To do → Write out the material again word for word, dropping any images it holds.

Recorded data →

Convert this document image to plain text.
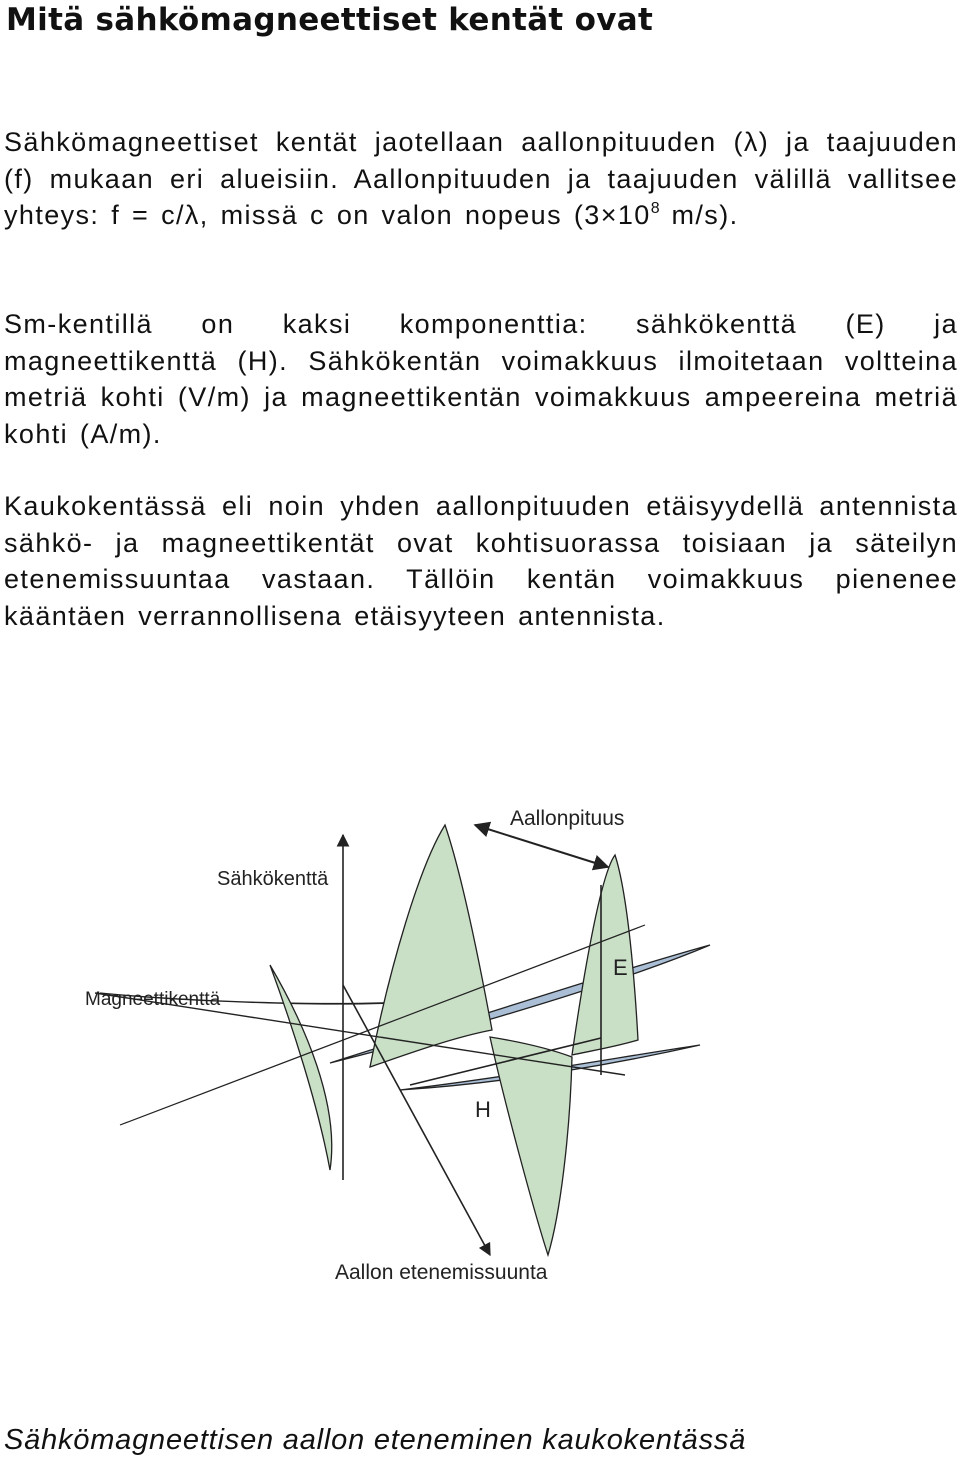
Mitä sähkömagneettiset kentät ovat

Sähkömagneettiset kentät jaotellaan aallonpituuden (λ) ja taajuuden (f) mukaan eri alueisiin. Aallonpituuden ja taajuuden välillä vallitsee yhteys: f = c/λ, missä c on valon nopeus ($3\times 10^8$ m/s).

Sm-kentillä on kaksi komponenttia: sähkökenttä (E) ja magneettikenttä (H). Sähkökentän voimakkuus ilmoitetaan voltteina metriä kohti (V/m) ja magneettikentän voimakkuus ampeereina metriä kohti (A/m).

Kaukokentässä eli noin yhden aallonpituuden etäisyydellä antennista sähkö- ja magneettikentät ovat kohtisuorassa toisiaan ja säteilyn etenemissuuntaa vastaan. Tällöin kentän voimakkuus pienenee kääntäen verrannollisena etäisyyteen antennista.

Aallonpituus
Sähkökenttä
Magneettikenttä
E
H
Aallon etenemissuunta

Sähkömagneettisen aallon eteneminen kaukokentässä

Task result →
Convert this document image to plain text.
Mitä sähkömagneettiset kentät ovat

Sähkömagneettiset kentät jaotellaan aallonpituuden (λ) ja taajuuden (f) mukaan eri alueisiin. Aallonpituuden ja taajuuden välillä vallitsee yhteys: f = c/λ, missä c on valon nopeus ($3\times 10^8$ m/s).

Sm-kentillä on kaksi komponenttia: sähkökenttä (E) ja magneettikenttä (H). Sähkökentän voimakkuus ilmoitetaan voltteina metriä kohti (V/m) ja magneettikentän voimakkuus ampeereina metriä kohti (A/m).

Kaukokentässä eli noin yhden aallonpituuden etäisyydellä antennista sähkö- ja magneettikentät ovat kohtisuorassa toisiaan ja säteilyn etenemissuuntaa vastaan. Tällöin kentän voimakkuus pienenee kääntäen verrannollisena etäisyyteen antennista.

Aallonpituus
Sähkökenttä
Magneettikenttä
E
H
Aallon etenemissuunta

Sähkömagneettisen aallon eteneminen kaukokentässä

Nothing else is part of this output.